- **Objective**:
Extract every record, keeping each one exactly as it is.

• • • •

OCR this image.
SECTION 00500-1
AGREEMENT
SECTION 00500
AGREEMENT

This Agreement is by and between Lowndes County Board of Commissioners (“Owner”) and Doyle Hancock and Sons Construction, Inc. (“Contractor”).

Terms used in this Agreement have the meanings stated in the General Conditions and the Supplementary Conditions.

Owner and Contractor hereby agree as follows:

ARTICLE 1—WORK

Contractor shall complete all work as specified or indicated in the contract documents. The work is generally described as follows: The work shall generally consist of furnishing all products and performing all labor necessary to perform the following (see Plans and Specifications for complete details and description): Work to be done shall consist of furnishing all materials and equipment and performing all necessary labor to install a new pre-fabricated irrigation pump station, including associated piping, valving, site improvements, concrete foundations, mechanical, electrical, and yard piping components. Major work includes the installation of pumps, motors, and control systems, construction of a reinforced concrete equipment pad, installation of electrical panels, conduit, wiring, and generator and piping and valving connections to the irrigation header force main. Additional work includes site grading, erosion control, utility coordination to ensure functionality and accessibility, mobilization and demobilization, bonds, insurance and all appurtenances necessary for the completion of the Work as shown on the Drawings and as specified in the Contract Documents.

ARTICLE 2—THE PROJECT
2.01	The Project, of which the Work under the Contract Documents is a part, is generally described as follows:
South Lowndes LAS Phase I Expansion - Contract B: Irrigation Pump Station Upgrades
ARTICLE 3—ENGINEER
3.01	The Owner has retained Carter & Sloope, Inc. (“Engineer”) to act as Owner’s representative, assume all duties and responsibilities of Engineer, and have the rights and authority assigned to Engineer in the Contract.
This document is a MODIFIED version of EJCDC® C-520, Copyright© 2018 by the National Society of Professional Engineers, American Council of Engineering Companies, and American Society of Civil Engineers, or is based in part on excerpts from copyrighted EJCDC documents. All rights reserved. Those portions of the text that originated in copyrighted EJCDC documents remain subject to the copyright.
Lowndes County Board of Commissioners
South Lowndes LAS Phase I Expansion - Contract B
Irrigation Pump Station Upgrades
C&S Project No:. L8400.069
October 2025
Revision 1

• • • •

- **Solved problem**:
OCR this image.
SECTION 00500-1
AGREEMENT
SECTION 00500
AGREEMENT

This Agreement is by and between Lowndes County Board of Commissioners (“Owner”) and Doyle Hancock and Sons Construction, Inc. (“Contractor”).

Terms used in this Agreement have the meanings stated in the General Conditions and the Supplementary Conditions.

Owner and Contractor hereby agree as follows:

ARTICLE 1—WORK

Contractor shall complete all work as specified or indicated in the contract documents. The work is generally described as follows: The work shall generally consist of furnishing all products and performing all labor necessary to perform the following (see Plans and Specifications for complete details and description): Work to be done shall consist of furnishing all materials and equipment and performing all necessary labor to install a new pre-fabricated irrigation pump station, including associated piping, valving, site improvements, concrete foundations, mechanical, electrical, and yard piping components. Major work includes the installation of pumps, motors, and control systems, construction of a reinforced concrete equipment pad, installation of electrical panels, conduit, wiring, and generator and piping and valving connections to the irrigation header force main. Additional work includes site grading, erosion control, utility coordination to ensure functionality and accessibility, mobilization and demobilization, bonds, insurance and all appurtenances necessary for the completion of the Work as shown on the Drawings and as specified in the Contract Documents.

ARTICLE 2—THE PROJECT
2.01	The Project, of which the Work under the Contract Documents is a part, is generally described as follows:
South Lowndes LAS Phase I Expansion - Contract B: Irrigation Pump Station Upgrades
ARTICLE 3—ENGINEER
3.01	The Owner has retained Carter & Sloope, Inc. (“Engineer”) to act as Owner’s representative, assume all duties and responsibilities of Engineer, and have the rights and authority assigned to Engineer in the Contract.
This document is a MODIFIED version of EJCDC® C-520, Copyright© 2018 by the National Society of Professional Engineers, American Council of Engineering Companies, and American Society of Civil Engineers, or is based in part on excerpts from copyrighted EJCDC documents. All rights reserved. Those portions of the text that originated in copyrighted EJCDC documents remain subject to the copyright.
Lowndes County Board of Commissioners
South Lowndes LAS Phase I Expansion - Contract B
Irrigation Pump Station Upgrades
C&S Project No:. L8400.069
October 2025
Revision 1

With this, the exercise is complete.